Stated task: Retype all of the entries word for word.

Record excerpts:
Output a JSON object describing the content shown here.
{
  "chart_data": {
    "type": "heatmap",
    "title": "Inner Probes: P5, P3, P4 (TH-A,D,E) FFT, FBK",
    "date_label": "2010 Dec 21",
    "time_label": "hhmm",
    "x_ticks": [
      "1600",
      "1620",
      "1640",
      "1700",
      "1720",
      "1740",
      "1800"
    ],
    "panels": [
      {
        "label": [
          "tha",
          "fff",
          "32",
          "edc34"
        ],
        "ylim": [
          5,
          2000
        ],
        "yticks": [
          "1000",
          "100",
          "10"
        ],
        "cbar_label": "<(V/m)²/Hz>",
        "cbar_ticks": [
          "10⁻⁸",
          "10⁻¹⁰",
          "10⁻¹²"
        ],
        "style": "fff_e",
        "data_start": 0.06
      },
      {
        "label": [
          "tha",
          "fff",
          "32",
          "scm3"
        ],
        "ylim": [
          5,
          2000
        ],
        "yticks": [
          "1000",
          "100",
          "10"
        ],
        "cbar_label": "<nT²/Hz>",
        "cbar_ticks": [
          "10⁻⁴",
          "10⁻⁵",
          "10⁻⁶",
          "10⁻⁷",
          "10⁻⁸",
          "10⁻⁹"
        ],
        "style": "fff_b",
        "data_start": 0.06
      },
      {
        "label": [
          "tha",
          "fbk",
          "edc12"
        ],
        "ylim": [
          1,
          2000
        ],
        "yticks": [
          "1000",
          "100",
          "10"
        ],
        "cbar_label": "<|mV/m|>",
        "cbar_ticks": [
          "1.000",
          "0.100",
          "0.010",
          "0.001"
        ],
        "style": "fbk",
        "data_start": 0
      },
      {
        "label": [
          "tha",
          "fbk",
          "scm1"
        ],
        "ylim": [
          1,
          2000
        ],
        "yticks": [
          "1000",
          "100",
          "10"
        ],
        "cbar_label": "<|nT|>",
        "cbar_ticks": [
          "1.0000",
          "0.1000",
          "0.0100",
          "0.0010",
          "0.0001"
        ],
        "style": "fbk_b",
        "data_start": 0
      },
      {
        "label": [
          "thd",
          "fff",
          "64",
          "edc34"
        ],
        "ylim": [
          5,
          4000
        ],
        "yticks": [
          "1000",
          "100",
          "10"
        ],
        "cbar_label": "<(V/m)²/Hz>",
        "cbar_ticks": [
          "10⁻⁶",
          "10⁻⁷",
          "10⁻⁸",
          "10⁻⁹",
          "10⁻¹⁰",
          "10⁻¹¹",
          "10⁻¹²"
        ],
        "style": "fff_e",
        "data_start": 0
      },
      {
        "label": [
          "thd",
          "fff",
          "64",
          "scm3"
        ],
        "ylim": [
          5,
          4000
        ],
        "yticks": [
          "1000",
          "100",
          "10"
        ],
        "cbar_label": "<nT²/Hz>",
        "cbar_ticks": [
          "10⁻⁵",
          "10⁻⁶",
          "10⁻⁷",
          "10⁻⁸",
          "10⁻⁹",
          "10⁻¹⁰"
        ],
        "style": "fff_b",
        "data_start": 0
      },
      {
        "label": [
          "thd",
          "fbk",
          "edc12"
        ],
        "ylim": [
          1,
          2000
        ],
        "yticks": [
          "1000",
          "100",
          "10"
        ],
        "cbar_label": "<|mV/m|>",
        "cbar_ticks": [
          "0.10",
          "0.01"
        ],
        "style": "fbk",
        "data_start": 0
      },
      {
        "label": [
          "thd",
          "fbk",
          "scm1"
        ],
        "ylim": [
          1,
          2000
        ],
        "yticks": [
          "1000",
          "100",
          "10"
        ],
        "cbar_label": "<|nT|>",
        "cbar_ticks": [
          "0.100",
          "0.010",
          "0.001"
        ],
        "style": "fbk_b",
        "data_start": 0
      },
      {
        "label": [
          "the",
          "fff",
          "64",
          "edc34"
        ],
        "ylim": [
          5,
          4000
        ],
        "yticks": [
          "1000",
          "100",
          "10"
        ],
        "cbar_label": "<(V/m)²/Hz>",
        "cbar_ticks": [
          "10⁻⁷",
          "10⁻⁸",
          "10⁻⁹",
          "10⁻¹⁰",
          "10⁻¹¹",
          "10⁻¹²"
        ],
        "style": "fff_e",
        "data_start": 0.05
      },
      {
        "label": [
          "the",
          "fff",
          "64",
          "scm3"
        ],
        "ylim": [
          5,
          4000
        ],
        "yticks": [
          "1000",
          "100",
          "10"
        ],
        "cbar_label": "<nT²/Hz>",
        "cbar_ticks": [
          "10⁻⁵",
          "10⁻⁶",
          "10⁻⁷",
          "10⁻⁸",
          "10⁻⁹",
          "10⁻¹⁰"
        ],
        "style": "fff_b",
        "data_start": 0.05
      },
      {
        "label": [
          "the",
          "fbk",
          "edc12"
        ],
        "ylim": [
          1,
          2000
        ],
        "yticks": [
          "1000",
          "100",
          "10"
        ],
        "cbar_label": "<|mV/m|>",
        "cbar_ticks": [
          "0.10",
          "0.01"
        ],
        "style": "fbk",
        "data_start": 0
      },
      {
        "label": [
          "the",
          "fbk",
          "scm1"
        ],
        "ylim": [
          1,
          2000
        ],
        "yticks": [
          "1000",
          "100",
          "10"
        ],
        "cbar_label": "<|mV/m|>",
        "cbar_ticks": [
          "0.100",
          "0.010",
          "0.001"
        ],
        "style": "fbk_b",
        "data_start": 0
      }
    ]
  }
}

Answer to the task:
Output a JSON object describing the content shown here.
{
  "chart_data": {
    "type": "heatmap",
    "title": "Inner Probes: P5, P3, P4 (TH-A,D,E) FFT, FBK",
    "date_label": "2010 Dec 21",
    "time_label": "hhmm",
    "x_ticks": [
      "1600",
      "1620",
      "1640",
      "1700",
      "1720",
      "1740",
      "1800"
    ],
    "panels": [
      {
        "label": [
          "tha",
          "fff",
          "32",
          "edc34"
        ],
        "ylim": [
          5,
          2000
        ],
        "yticks": [
          "1000",
          "100",
          "10"
        ],
        "cbar_label": "<(V/m)²/Hz>",
        "cbar_ticks": [
          "10⁻⁸",
          "10⁻¹⁰",
          "10⁻¹²"
        ],
        "style": "fff_e",
        "data_start": 0.06
      },
      {
        "label": [
          "tha",
          "fff",
          "32",
          "scm3"
        ],
        "ylim": [
          5,
          2000
        ],
        "yticks": [
          "1000",
          "100",
          "10"
        ],
        "cbar_label": "<nT²/Hz>",
        "cbar_ticks": [
          "10⁻⁴",
          "10⁻⁵",
          "10⁻⁶",
          "10⁻⁷",
          "10⁻⁸",
          "10⁻⁹"
        ],
        "style": "fff_b",
        "data_start": 0.06
      },
      {
        "label": [
          "tha",
          "fbk",
          "edc12"
        ],
        "ylim": [
          1,
          2000
        ],
        "yticks": [
          "1000",
          "100",
          "10"
        ],
        "cbar_label": "<|mV/m|>",
        "cbar_ticks": [
          "1.000",
          "0.100",
          "0.010",
          "0.001"
        ],
        "style": "fbk",
        "data_start": 0
      },
      {
        "label": [
          "tha",
          "fbk",
          "scm1"
        ],
        "ylim": [
          1,
          2000
        ],
        "yticks": [
          "1000",
          "100",
          "10"
        ],
        "cbar_label": "<|nT|>",
        "cbar_ticks": [
          "1.0000",
          "0.1000",
          "0.0100",
          "0.0010",
          "0.0001"
        ],
        "style": "fbk_b",
        "data_start": 0
      },
      {
        "label": [
          "thd",
          "fff",
          "64",
          "edc34"
        ],
        "ylim": [
          5,
          4000
        ],
        "yticks": [
          "1000",
          "100",
          "10"
        ],
        "cbar_label": "<(V/m)²/Hz>",
        "cbar_ticks": [
          "10⁻⁶",
          "10⁻⁷",
          "10⁻⁸",
          "10⁻⁹",
          "10⁻¹⁰",
          "10⁻¹¹",
          "10⁻¹²"
        ],
        "style": "fff_e",
        "data_start": 0
      },
      {
        "label": [
          "thd",
          "fff",
          "64",
          "scm3"
        ],
        "ylim": [
          5,
          4000
        ],
        "yticks": [
          "1000",
          "100",
          "10"
        ],
        "cbar_label": "<nT²/Hz>",
        "cbar_ticks": [
          "10⁻⁵",
          "10⁻⁶",
          "10⁻⁷",
          "10⁻⁸",
          "10⁻⁹",
          "10⁻¹⁰"
        ],
        "style": "fff_b",
        "data_start": 0
      },
      {
        "label": [
          "thd",
          "fbk",
          "edc12"
        ],
        "ylim": [
          1,
          2000
        ],
        "yticks": [
          "1000",
          "100",
          "10"
        ],
        "cbar_label": "<|mV/m|>",
        "cbar_ticks": [
          "0.10",
          "0.01"
        ],
        "style": "fbk",
        "data_start": 0
      },
      {
        "label": [
          "thd",
          "fbk",
          "scm1"
        ],
        "ylim": [
          1,
          2000
        ],
        "yticks": [
          "1000",
          "100",
          "10"
        ],
        "cbar_label": "<|nT|>",
        "cbar_ticks": [
          "0.100",
          "0.010",
          "0.001"
        ],
        "style": "fbk_b",
        "data_start": 0
      },
      {
        "label": [
          "the",
          "fff",
          "64",
          "edc34"
        ],
        "ylim": [
          5,
          4000
        ],
        "yticks": [
          "1000",
          "100",
          "10"
        ],
        "cbar_label": "<(V/m)²/Hz>",
        "cbar_ticks": [
          "10⁻⁷",
          "10⁻⁸",
          "10⁻⁹",
          "10⁻¹⁰",
          "10⁻¹¹",
          "10⁻¹²"
        ],
        "style": "fff_e",
        "data_start": 0.05
      },
      {
        "label": [
          "the",
          "fff",
          "64",
          "scm3"
        ],
        "ylim": [
          5,
          4000
        ],
        "yticks": [
          "1000",
          "100",
          "10"
        ],
        "cbar_label": "<nT²/Hz>",
        "cbar_ticks": [
          "10⁻⁵",
          "10⁻⁶",
          "10⁻⁷",
          "10⁻⁸",
          "10⁻⁹",
          "10⁻¹⁰"
        ],
        "style": "fff_b",
        "data_start": 0.05
      },
      {
        "label": [
          "the",
          "fbk",
          "edc12"
        ],
        "ylim": [
          1,
          2000
        ],
        "yticks": [
          "1000",
          "100",
          "10"
        ],
        "cbar_label": "<|mV/m|>",
        "cbar_ticks": [
          "0.10",
          "0.01"
        ],
        "style": "fbk",
        "data_start": 0
      },
      {
        "label": [
          "the",
          "fbk",
          "scm1"
        ],
        "ylim": [
          1,
          2000
        ],
        "yticks": [
          "1000",
          "100",
          "10"
        ],
        "cbar_label": "<|mV/m|>",
        "cbar_ticks": [
          "0.100",
          "0.010",
          "0.001"
        ],
        "style": "fbk_b",
        "data_start": 0
      }
    ]
  }
}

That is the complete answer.